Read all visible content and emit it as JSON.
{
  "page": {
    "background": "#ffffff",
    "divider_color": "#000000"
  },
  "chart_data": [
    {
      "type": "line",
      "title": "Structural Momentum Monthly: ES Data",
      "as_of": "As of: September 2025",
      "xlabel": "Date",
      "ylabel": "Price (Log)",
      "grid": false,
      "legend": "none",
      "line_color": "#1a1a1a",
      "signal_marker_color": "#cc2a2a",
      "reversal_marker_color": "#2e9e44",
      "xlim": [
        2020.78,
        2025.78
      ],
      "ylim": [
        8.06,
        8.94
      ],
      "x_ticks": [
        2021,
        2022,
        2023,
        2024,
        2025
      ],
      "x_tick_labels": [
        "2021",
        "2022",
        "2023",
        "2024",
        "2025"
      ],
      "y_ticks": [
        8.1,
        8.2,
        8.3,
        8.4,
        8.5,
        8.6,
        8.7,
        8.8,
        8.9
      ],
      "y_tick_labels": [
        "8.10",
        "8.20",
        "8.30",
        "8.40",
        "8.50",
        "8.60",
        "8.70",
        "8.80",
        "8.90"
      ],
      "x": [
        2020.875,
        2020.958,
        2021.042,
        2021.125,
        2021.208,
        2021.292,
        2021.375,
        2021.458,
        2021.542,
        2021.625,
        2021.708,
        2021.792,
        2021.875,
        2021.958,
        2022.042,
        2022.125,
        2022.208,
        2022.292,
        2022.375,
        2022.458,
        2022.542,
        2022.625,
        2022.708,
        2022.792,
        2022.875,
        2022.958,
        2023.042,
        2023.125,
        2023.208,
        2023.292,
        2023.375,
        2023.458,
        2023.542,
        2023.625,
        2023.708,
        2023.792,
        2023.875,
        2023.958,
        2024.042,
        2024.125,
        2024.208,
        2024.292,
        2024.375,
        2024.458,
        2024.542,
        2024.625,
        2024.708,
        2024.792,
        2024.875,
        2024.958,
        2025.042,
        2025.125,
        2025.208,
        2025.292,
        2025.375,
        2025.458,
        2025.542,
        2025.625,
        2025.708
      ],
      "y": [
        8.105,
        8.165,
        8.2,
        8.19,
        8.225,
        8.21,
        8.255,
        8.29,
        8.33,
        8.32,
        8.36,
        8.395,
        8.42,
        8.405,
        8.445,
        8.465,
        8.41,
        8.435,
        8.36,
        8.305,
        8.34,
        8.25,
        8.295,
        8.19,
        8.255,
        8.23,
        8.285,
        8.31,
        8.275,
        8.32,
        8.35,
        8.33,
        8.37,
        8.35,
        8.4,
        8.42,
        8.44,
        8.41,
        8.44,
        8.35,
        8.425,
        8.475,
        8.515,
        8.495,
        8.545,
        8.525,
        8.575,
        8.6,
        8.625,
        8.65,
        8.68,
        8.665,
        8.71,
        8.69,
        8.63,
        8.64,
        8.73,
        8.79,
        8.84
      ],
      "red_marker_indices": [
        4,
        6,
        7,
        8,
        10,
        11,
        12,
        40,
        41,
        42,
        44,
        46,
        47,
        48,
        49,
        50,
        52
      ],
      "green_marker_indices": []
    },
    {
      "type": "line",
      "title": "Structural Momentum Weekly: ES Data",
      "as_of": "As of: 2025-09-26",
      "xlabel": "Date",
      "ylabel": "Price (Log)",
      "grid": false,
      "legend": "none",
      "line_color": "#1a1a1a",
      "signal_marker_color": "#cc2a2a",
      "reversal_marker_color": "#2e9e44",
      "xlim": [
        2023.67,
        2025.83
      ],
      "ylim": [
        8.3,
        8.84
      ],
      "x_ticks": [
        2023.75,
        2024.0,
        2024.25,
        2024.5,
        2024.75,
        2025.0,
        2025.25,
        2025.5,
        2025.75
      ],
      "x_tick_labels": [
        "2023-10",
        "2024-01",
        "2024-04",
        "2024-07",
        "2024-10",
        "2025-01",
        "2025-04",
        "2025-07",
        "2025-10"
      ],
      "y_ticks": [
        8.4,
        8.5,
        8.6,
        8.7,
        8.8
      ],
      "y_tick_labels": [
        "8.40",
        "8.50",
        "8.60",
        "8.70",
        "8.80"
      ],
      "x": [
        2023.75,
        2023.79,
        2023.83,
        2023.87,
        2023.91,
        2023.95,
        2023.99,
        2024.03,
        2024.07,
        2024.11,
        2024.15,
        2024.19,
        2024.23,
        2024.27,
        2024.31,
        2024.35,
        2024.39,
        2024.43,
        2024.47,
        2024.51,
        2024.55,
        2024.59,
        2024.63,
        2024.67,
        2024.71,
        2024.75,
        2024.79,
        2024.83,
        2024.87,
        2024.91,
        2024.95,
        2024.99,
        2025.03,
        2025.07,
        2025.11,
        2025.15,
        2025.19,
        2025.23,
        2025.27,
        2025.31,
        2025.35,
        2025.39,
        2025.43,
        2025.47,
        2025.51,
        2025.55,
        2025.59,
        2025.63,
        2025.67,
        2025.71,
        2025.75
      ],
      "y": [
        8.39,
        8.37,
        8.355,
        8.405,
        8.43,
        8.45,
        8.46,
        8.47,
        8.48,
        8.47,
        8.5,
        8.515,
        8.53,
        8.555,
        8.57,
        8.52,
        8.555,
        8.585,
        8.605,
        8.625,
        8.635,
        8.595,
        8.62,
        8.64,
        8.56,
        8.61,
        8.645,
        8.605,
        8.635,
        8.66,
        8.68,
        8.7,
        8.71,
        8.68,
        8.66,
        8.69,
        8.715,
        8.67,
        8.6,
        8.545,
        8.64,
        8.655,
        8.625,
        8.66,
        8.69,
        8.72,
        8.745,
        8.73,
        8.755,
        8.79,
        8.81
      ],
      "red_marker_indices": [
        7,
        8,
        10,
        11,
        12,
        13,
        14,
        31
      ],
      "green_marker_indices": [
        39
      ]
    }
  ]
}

━━━━━━

Using the material above, print every entry exactly as written.

Read all visible content and emit it as JSON.
{
  "page": {
    "background": "#ffffff",
    "divider_color": "#000000"
  },
  "chart_data": [
    {
      "type": "line",
      "title": "Structural Momentum Monthly: ES Data",
      "as_of": "As of: September 2025",
      "xlabel": "Date",
      "ylabel": "Price (Log)",
      "grid": false,
      "legend": "none",
      "line_color": "#1a1a1a",
      "signal_marker_color": "#cc2a2a",
      "reversal_marker_color": "#2e9e44",
      "xlim": [
        2020.78,
        2025.78
      ],
      "ylim": [
        8.06,
        8.94
      ],
      "x_ticks": [
        2021,
        2022,
        2023,
        2024,
        2025
      ],
      "x_tick_labels": [
        "2021",
        "2022",
        "2023",
        "2024",
        "2025"
      ],
      "y_ticks": [
        8.1,
        8.2,
        8.3,
        8.4,
        8.5,
        8.6,
        8.7,
        8.8,
        8.9
      ],
      "y_tick_labels": [
        "8.10",
        "8.20",
        "8.30",
        "8.40",
        "8.50",
        "8.60",
        "8.70",
        "8.80",
        "8.90"
      ],
      "x": [
        2020.875,
        2020.958,
        2021.042,
        2021.125,
        2021.208,
        2021.292,
        2021.375,
        2021.458,
        2021.542,
        2021.625,
        2021.708,
        2021.792,
        2021.875,
        2021.958,
        2022.042,
        2022.125,
        2022.208,
        2022.292,
        2022.375,
        2022.458,
        2022.542,
        2022.625,
        2022.708,
        2022.792,
        2022.875,
        2022.958,
        2023.042,
        2023.125,
        2023.208,
        2023.292,
        2023.375,
        2023.458,
        2023.542,
        2023.625,
        2023.708,
        2023.792,
        2023.875,
        2023.958,
        2024.042,
        2024.125,
        2024.208,
        2024.292,
        2024.375,
        2024.458,
        2024.542,
        2024.625,
        2024.708,
        2024.792,
        2024.875,
        2024.958,
        2025.042,
        2025.125,
        2025.208,
        2025.292,
        2025.375,
        2025.458,
        2025.542,
        2025.625,
        2025.708
      ],
      "y": [
        8.105,
        8.165,
        8.2,
        8.19,
        8.225,
        8.21,
        8.255,
        8.29,
        8.33,
        8.32,
        8.36,
        8.395,
        8.42,
        8.405,
        8.445,
        8.465,
        8.41,
        8.435,
        8.36,
        8.305,
        8.34,
        8.25,
        8.295,
        8.19,
        8.255,
        8.23,
        8.285,
        8.31,
        8.275,
        8.32,
        8.35,
        8.33,
        8.37,
        8.35,
        8.4,
        8.42,
        8.44,
        8.41,
        8.44,
        8.35,
        8.425,
        8.475,
        8.515,
        8.495,
        8.545,
        8.525,
        8.575,
        8.6,
        8.625,
        8.65,
        8.68,
        8.665,
        8.71,
        8.69,
        8.63,
        8.64,
        8.73,
        8.79,
        8.84
      ],
      "red_marker_indices": [
        4,
        6,
        7,
        8,
        10,
        11,
        12,
        40,
        41,
        42,
        44,
        46,
        47,
        48,
        49,
        50,
        52
      ],
      "green_marker_indices": []
    },
    {
      "type": "line",
      "title": "Structural Momentum Weekly: ES Data",
      "as_of": "As of: 2025-09-26",
      "xlabel": "Date",
      "ylabel": "Price (Log)",
      "grid": false,
      "legend": "none",
      "line_color": "#1a1a1a",
      "signal_marker_color": "#cc2a2a",
      "reversal_marker_color": "#2e9e44",
      "xlim": [
        2023.67,
        2025.83
      ],
      "ylim": [
        8.3,
        8.84
      ],
      "x_ticks": [
        2023.75,
        2024.0,
        2024.25,
        2024.5,
        2024.75,
        2025.0,
        2025.25,
        2025.5,
        2025.75
      ],
      "x_tick_labels": [
        "2023-10",
        "2024-01",
        "2024-04",
        "2024-07",
        "2024-10",
        "2025-01",
        "2025-04",
        "2025-07",
        "2025-10"
      ],
      "y_ticks": [
        8.4,
        8.5,
        8.6,
        8.7,
        8.8
      ],
      "y_tick_labels": [
        "8.40",
        "8.50",
        "8.60",
        "8.70",
        "8.80"
      ],
      "x": [
        2023.75,
        2023.79,
        2023.83,
        2023.87,
        2023.91,
        2023.95,
        2023.99,
        2024.03,
        2024.07,
        2024.11,
        2024.15,
        2024.19,
        2024.23,
        2024.27,
        2024.31,
        2024.35,
        2024.39,
        2024.43,
        2024.47,
        2024.51,
        2024.55,
        2024.59,
        2024.63,
        2024.67,
        2024.71,
        2024.75,
        2024.79,
        2024.83,
        2024.87,
        2024.91,
        2024.95,
        2024.99,
        2025.03,
        2025.07,
        2025.11,
        2025.15,
        2025.19,
        2025.23,
        2025.27,
        2025.31,
        2025.35,
        2025.39,
        2025.43,
        2025.47,
        2025.51,
        2025.55,
        2025.59,
        2025.63,
        2025.67,
        2025.71,
        2025.75
      ],
      "y": [
        8.39,
        8.37,
        8.355,
        8.405,
        8.43,
        8.45,
        8.46,
        8.47,
        8.48,
        8.47,
        8.5,
        8.515,
        8.53,
        8.555,
        8.57,
        8.52,
        8.555,
        8.585,
        8.605,
        8.625,
        8.635,
        8.595,
        8.62,
        8.64,
        8.56,
        8.61,
        8.645,
        8.605,
        8.635,
        8.66,
        8.68,
        8.7,
        8.71,
        8.68,
        8.66,
        8.69,
        8.715,
        8.67,
        8.6,
        8.545,
        8.64,
        8.655,
        8.625,
        8.66,
        8.69,
        8.72,
        8.745,
        8.73,
        8.755,
        8.79,
        8.81
      ],
      "red_marker_indices": [
        7,
        8,
        10,
        11,
        12,
        13,
        14,
        31
      ],
      "green_marker_indices": [
        39
      ]
    }
  ]
}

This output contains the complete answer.